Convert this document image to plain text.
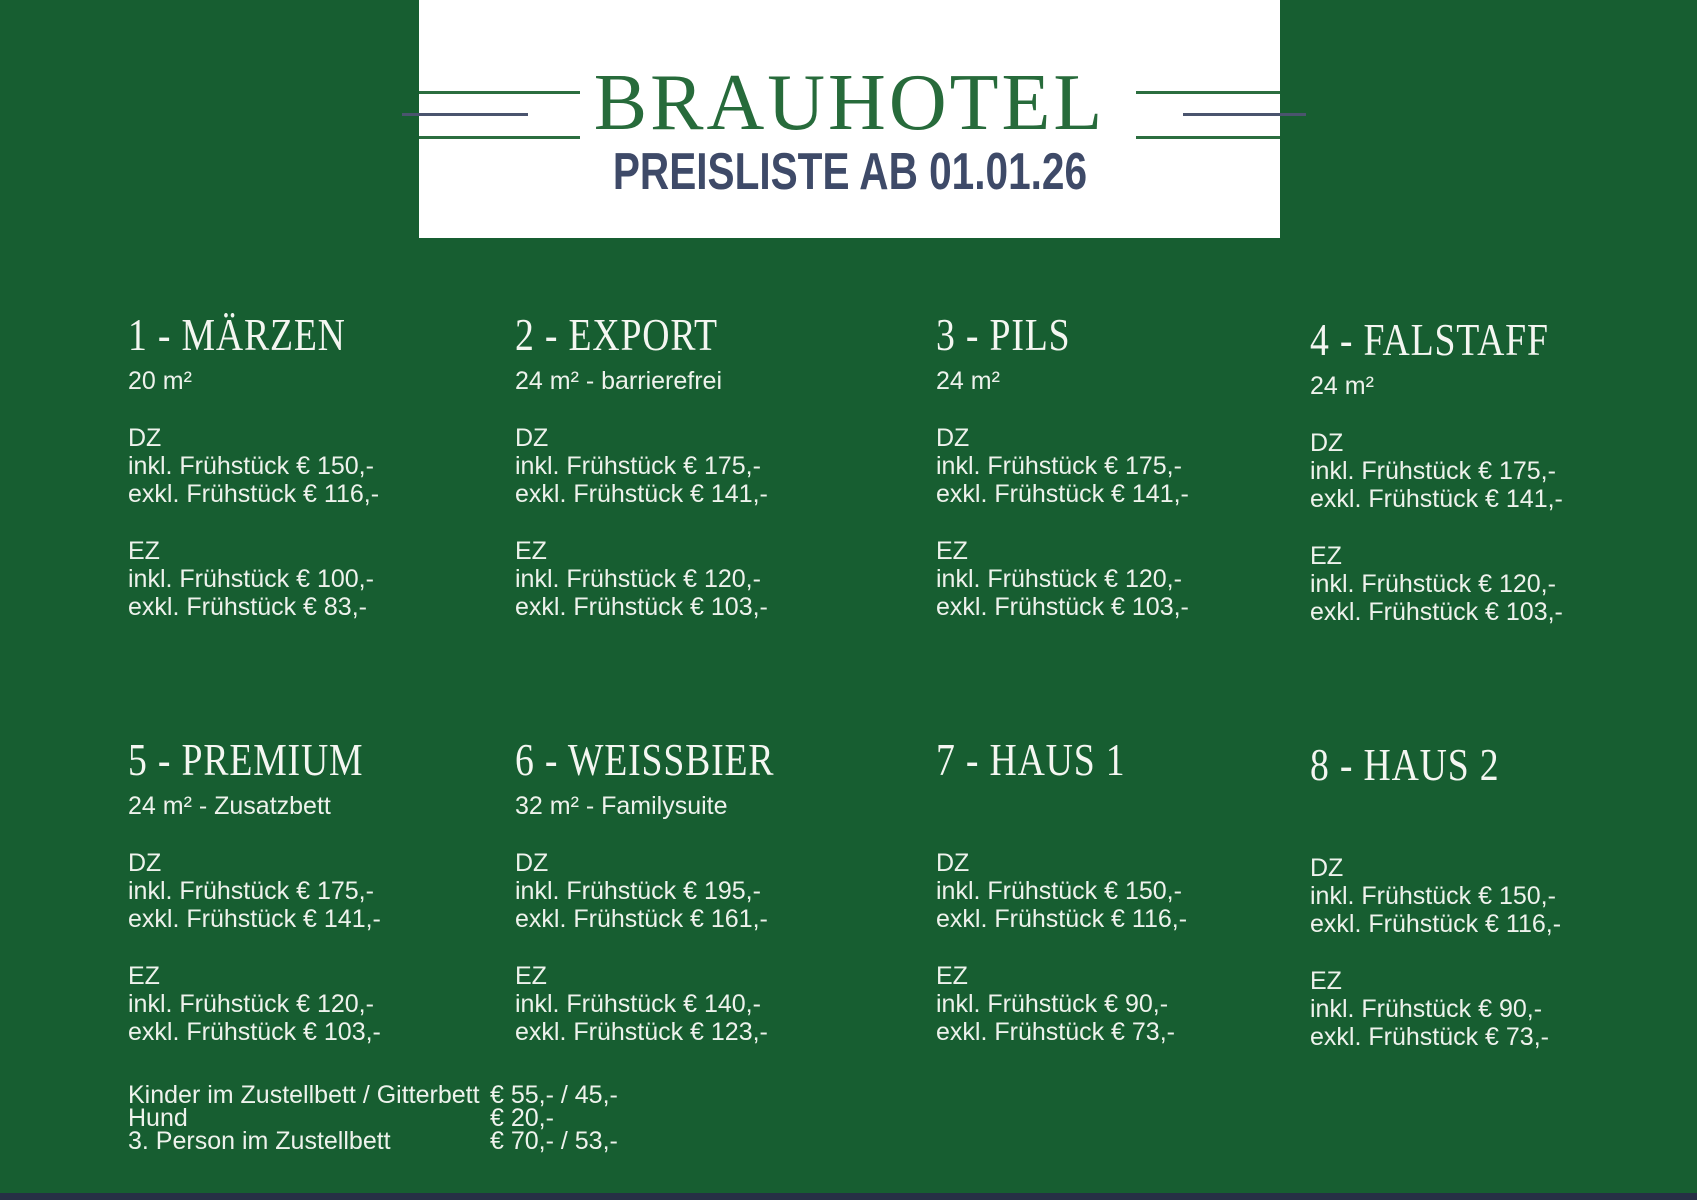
BRAUHOTEL
PREISLISTE AB 01.01.26
1 - MÄRZEN
20 m²
DZ
inkl. Frühstück € 150,-
exkl. Frühstück € 116,-
EZ
inkl. Frühstück € 100,-
exkl. Frühstück € 83,-
2 - EXPORT
24 m² - barrierefrei
DZ
inkl. Frühstück € 175,-
exkl. Frühstück € 141,-
EZ
inkl. Frühstück € 120,-
exkl. Frühstück € 103,-
3 - PILS
24 m²
DZ
inkl. Frühstück € 175,-
exkl. Frühstück € 141,-
EZ
inkl. Frühstück € 120,-
exkl. Frühstück € 103,-
4 - FALSTAFF
24 m²
DZ
inkl. Frühstück € 175,-
exkl. Frühstück € 141,-
EZ
inkl. Frühstück € 120,-
exkl. Frühstück € 103,-
5 - PREMIUM
24 m² - Zusatzbett
DZ
inkl. Frühstück € 175,-
exkl. Frühstück € 141,-
EZ
inkl. Frühstück € 120,-
exkl. Frühstück € 103,-
6 - WEISSBIER
32 m² - Familysuite
DZ
inkl. Frühstück € 195,-
exkl. Frühstück € 161,-
EZ
inkl. Frühstück € 140,-
exkl. Frühstück € 123,-
7 - HAUS 1
DZ
inkl. Frühstück € 150,-
exkl. Frühstück € 116,-
EZ
inkl. Frühstück € 90,-
exkl. Frühstück € 73,-
8 - HAUS 2
DZ
inkl. Frühstück € 150,-
exkl. Frühstück € 116,-
EZ
inkl. Frühstück € 90,-
exkl. Frühstück € 73,-
Kinder im Zustellbett / Gitterbett € 55,- / 45,-
Hund	€ 20,-
3. Person im Zustellbett	€ 70,- / 53,-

──────

**DESCRIPTION OF THE TASK**. Leave the pictures out and reproduce each record exactly as written.

**RESULT**.
Convert this document image to plain text.
BRAUHOTEL
PREISLISTE AB 01.01.26
1 - MÄRZEN
20 m²
DZ
inkl. Frühstück € 150,-
exkl. Frühstück € 116,-
EZ
inkl. Frühstück € 100,-
exkl. Frühstück € 83,-
2 - EXPORT
24 m² - barrierefrei
DZ
inkl. Frühstück € 175,-
exkl. Frühstück € 141,-
EZ
inkl. Frühstück € 120,-
exkl. Frühstück € 103,-
3 - PILS
24 m²
DZ
inkl. Frühstück € 175,-
exkl. Frühstück € 141,-
EZ
inkl. Frühstück € 120,-
exkl. Frühstück € 103,-
4 - FALSTAFF
24 m²
DZ
inkl. Frühstück € 175,-
exkl. Frühstück € 141,-
EZ
inkl. Frühstück € 120,-
exkl. Frühstück € 103,-
5 - PREMIUM
24 m² - Zusatzbett
DZ
inkl. Frühstück € 175,-
exkl. Frühstück € 141,-
EZ
inkl. Frühstück € 120,-
exkl. Frühstück € 103,-
6 - WEISSBIER
32 m² - Familysuite
DZ
inkl. Frühstück € 195,-
exkl. Frühstück € 161,-
EZ
inkl. Frühstück € 140,-
exkl. Frühstück € 123,-
7 - HAUS 1
DZ
inkl. Frühstück € 150,-
exkl. Frühstück € 116,-
EZ
inkl. Frühstück € 90,-
exkl. Frühstück € 73,-
8 - HAUS 2
DZ
inkl. Frühstück € 150,-
exkl. Frühstück € 116,-
EZ
inkl. Frühstück € 90,-
exkl. Frühstück € 73,-
Kinder im Zustellbett / Gitterbett € 55,- / 45,-
Hund	€ 20,-
3. Person im Zustellbett	€ 70,- / 53,-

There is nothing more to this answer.